* BEGIN *
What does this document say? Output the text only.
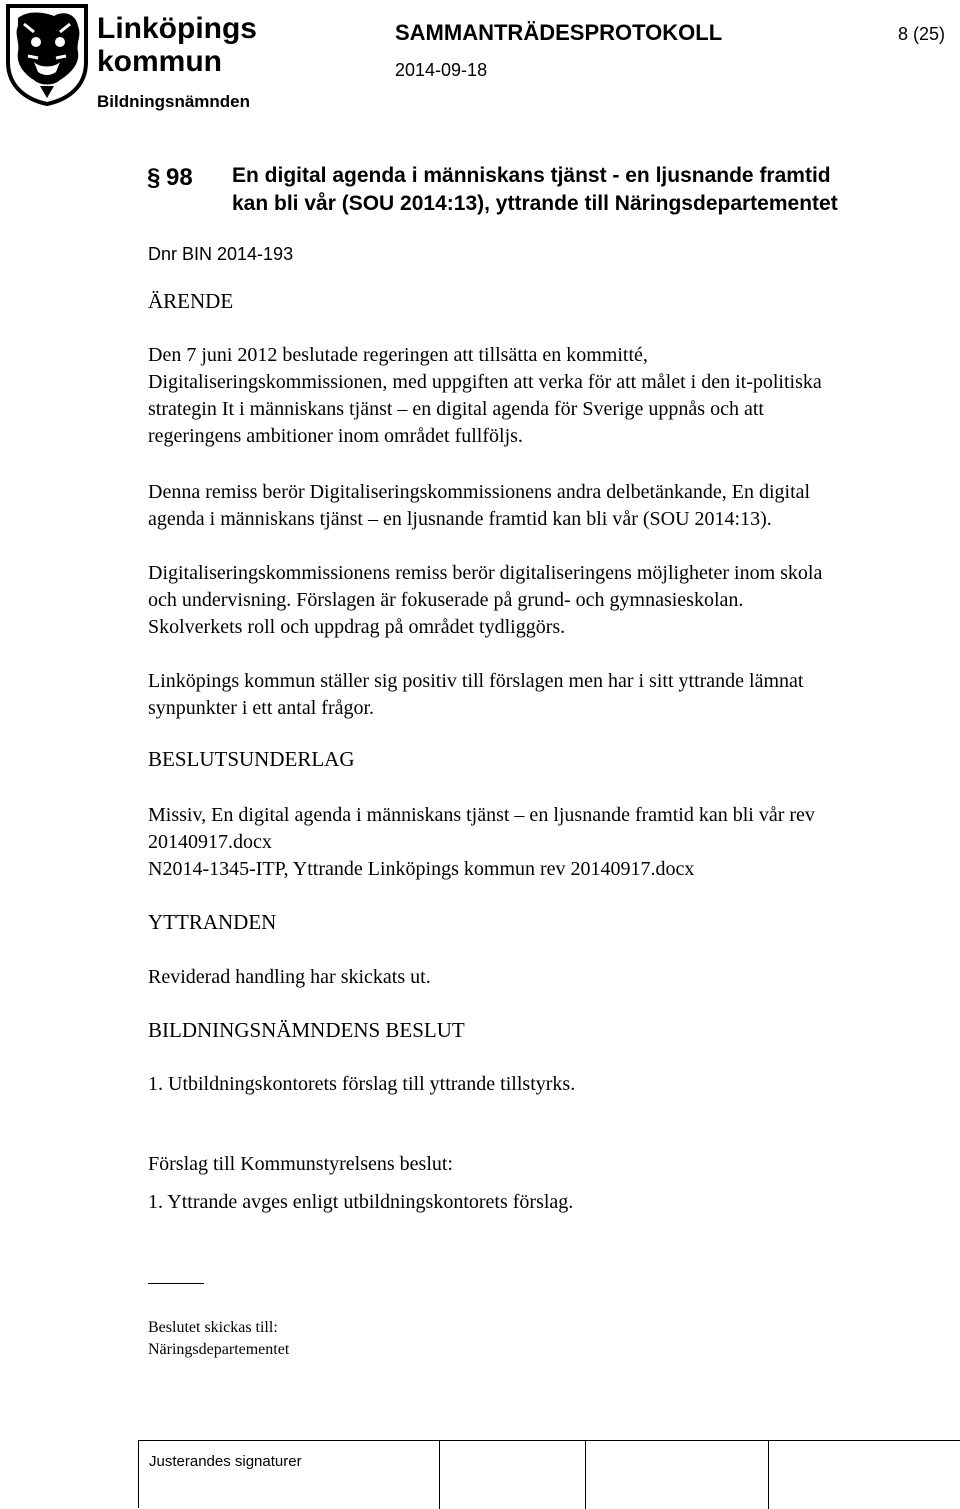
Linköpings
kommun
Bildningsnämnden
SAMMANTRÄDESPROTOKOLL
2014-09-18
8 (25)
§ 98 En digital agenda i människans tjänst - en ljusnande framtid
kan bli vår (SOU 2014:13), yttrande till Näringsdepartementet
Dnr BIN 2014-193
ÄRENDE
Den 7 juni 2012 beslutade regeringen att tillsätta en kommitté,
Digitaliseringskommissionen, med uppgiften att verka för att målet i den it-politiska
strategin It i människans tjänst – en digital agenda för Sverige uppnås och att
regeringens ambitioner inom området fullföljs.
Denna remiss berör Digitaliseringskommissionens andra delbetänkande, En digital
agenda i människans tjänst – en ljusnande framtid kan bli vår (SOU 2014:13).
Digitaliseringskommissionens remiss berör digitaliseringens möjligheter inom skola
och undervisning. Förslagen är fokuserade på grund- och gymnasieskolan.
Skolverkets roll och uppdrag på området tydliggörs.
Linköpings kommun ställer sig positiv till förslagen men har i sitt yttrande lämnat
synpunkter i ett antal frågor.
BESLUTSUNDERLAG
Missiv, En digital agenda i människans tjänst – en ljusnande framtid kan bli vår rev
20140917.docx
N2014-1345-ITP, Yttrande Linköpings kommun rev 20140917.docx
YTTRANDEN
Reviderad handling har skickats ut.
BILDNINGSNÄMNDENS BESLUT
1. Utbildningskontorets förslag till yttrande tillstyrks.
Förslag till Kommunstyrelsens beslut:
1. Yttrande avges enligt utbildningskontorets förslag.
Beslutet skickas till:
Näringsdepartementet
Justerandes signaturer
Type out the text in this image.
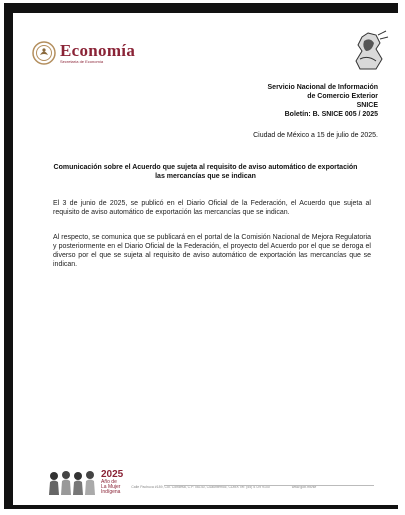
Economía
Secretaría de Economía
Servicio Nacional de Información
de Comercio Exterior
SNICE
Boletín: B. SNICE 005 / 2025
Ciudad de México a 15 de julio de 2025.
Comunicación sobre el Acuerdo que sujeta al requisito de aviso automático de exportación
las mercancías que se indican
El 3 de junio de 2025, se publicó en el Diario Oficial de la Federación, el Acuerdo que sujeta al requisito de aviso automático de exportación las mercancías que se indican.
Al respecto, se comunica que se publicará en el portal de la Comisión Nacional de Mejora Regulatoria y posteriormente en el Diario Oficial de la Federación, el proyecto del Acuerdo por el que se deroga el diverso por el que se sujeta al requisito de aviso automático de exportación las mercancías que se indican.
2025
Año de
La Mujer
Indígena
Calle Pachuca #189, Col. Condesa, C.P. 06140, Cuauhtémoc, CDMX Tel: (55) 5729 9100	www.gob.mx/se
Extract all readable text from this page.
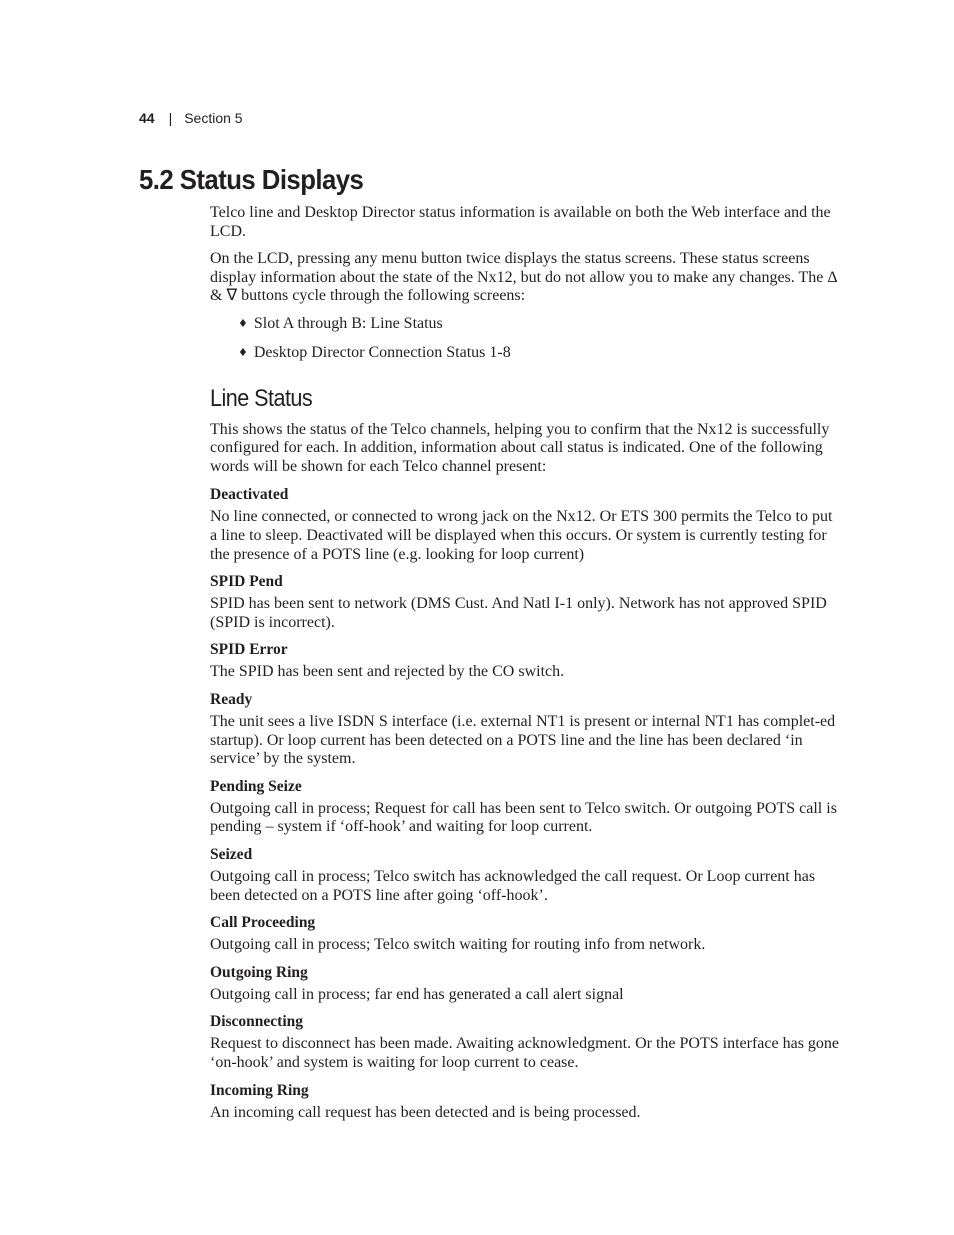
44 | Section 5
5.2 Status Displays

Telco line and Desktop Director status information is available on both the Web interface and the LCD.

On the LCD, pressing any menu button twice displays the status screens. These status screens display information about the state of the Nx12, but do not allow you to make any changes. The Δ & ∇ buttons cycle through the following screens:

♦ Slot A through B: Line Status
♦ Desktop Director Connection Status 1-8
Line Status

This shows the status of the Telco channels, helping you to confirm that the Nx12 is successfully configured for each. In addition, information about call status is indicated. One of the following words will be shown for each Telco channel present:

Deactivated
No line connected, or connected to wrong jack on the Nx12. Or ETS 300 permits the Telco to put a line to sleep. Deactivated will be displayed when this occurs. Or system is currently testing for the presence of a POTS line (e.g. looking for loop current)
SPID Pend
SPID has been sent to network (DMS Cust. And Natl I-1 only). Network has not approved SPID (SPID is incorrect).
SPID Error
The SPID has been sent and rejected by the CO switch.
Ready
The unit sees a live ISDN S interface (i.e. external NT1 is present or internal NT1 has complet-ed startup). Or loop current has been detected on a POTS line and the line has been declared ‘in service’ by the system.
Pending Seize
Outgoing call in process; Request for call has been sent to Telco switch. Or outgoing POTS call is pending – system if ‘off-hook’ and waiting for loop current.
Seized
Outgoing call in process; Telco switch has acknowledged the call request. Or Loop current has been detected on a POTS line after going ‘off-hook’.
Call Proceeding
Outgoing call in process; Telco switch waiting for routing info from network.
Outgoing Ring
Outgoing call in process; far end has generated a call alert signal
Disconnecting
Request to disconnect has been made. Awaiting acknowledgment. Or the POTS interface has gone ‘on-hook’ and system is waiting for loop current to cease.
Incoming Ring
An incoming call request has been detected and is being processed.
* END *
**Task statement**
Nothing in the entries above should change when they are printed again, except that the pictures are dropped.

**Correct response**
What does this document say? Output the text only.
Linköpings
kommun
Bildningsnämnden
SAMMANTRÄDESPROTOKOLL
2014-09-18
8 (25)
§ 98 En digital agenda i människans tjänst - en ljusnande framtid
kan bli vår (SOU 2014:13), yttrande till Näringsdepartementet
Dnr BIN 2014-193
ÄRENDE
Den 7 juni 2012 beslutade regeringen att tillsätta en kommitté,
Digitaliseringskommissionen, med uppgiften att verka för att målet i den it-politiska
strategin It i människans tjänst – en digital agenda för Sverige uppnås och att
regeringens ambitioner inom området fullföljs.
Denna remiss berör Digitaliseringskommissionens andra delbetänkande, En digital
agenda i människans tjänst – en ljusnande framtid kan bli vår (SOU 2014:13).
Digitaliseringskommissionens remiss berör digitaliseringens möjligheter inom skola
och undervisning. Förslagen är fokuserade på grund- och gymnasieskolan.
Skolverkets roll och uppdrag på området tydliggörs.
Linköpings kommun ställer sig positiv till förslagen men har i sitt yttrande lämnat
synpunkter i ett antal frågor.
BESLUTSUNDERLAG
Missiv, En digital agenda i människans tjänst – en ljusnande framtid kan bli vår rev
20140917.docx
N2014-1345-ITP, Yttrande Linköpings kommun rev 20140917.docx
YTTRANDEN
Reviderad handling har skickats ut.
BILDNINGSNÄMNDENS BESLUT
1. Utbildningskontorets förslag till yttrande tillstyrks.
Förslag till Kommunstyrelsens beslut:
1. Yttrande avges enligt utbildningskontorets förslag.
Beslutet skickas till:
Näringsdepartementet
Justerandes signaturer
Type out the text in this image.
Economía
Secretaría de Economía
Servicio Nacional de Información
de Comercio Exterior
SNICE
Boletín: B. SNICE 005 / 2025
Ciudad de México a 15 de julio de 2025.
Comunicación sobre el Acuerdo que sujeta al requisito de aviso automático de exportación
las mercancías que se indican
El 3 de junio de 2025, se publicó en el Diario Oficial de la Federación, el Acuerdo que sujeta al requisito de aviso automático de exportación las mercancías que se indican.
Al respecto, se comunica que se publicará en el portal de la Comisión Nacional de Mejora Regulatoria y posteriormente en el Diario Oficial de la Federación, el proyecto del Acuerdo por el que se deroga el diverso por el que se sujeta al requisito de aviso automático de exportación las mercancías que se indican.
2025
Año de
La Mujer
Indígena
Calle Pachuca #189, Col. Condesa, C.P. 06140, Cuauhtémoc, CDMX Tel: (55) 5729 9100	www.gob.mx/se
Extract all readable text from this page.
44 | Section 5
5.2 Status Displays

Telco line and Desktop Director status information is available on both the Web interface and the LCD.

On the LCD, pressing any menu button twice displays the status screens. These status screens display information about the state of the Nx12, but do not allow you to make any changes. The Δ & ∇ buttons cycle through the following screens:

♦ Slot A through B: Line Status
♦ Desktop Director Connection Status 1-8
Line Status

This shows the status of the Telco channels, helping you to confirm that the Nx12 is successfully configured for each. In addition, information about call status is indicated. One of the following words will be shown for each Telco channel present:

Deactivated
No line connected, or connected to wrong jack on the Nx12. Or ETS 300 permits the Telco to put a line to sleep. Deactivated will be displayed when this occurs. Or system is currently testing for the presence of a POTS line (e.g. looking for loop current)
SPID Pend
SPID has been sent to network (DMS Cust. And Natl I-1 only). Network has not approved SPID (SPID is incorrect).
SPID Error
The SPID has been sent and rejected by the CO switch.
Ready
The unit sees a live ISDN S interface (i.e. external NT1 is present or internal NT1 has complet-ed startup). Or loop current has been detected on a POTS line and the line has been declared ‘in service’ by the system.
Pending Seize
Outgoing call in process; Request for call has been sent to Telco switch. Or outgoing POTS call is pending – system if ‘off-hook’ and waiting for loop current.
Seized
Outgoing call in process; Telco switch has acknowledged the call request. Or Loop current has been detected on a POTS line after going ‘off-hook’.
Call Proceeding
Outgoing call in process; Telco switch waiting for routing info from network.
Outgoing Ring
Outgoing call in process; far end has generated a call alert signal
Disconnecting
Request to disconnect has been made. Awaiting acknowledgment. Or the POTS interface has gone ‘on-hook’ and system is waiting for loop current to cease.
Incoming Ring
An incoming call request has been detected and is being processed.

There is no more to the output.